→ **Task**:
Copy each record exactly as it reads, leaving out any pictures it holds.

start

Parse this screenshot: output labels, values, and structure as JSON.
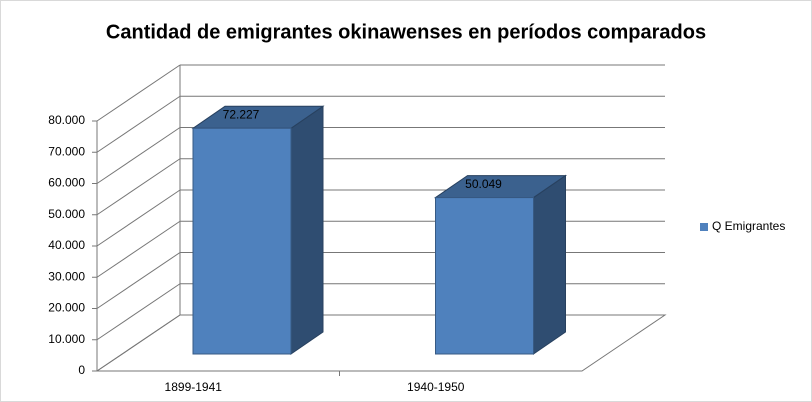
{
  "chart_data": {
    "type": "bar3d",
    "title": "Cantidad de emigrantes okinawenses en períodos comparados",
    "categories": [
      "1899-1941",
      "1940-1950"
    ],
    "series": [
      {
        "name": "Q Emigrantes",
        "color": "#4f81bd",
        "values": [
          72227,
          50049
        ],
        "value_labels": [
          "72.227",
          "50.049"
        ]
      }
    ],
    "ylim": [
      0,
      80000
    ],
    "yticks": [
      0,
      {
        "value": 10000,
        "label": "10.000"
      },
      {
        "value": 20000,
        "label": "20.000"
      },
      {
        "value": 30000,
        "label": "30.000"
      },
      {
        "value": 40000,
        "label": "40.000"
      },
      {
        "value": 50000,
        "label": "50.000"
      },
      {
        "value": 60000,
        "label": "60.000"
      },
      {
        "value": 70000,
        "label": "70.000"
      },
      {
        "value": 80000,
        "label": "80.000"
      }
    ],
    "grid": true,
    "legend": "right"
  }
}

end

→ **Answer to the task**:
Parse this screenshot: output labels, values, and structure as JSON.
{
  "chart_data": {
    "type": "bar3d",
    "title": "Cantidad de emigrantes okinawenses en períodos comparados",
    "categories": [
      "1899-1941",
      "1940-1950"
    ],
    "series": [
      {
        "name": "Q Emigrantes",
        "color": "#4f81bd",
        "values": [
          72227,
          50049
        ],
        "value_labels": [
          "72.227",
          "50.049"
        ]
      }
    ],
    "ylim": [
      0,
      80000
    ],
    "yticks": [
      0,
      {
        "value": 10000,
        "label": "10.000"
      },
      {
        "value": 20000,
        "label": "20.000"
      },
      {
        "value": 30000,
        "label": "30.000"
      },
      {
        "value": 40000,
        "label": "40.000"
      },
      {
        "value": 50000,
        "label": "50.000"
      },
      {
        "value": 60000,
        "label": "60.000"
      },
      {
        "value": 70000,
        "label": "70.000"
      },
      {
        "value": 80000,
        "label": "80.000"
      }
    ],
    "grid": true,
    "legend": "right"
  }
}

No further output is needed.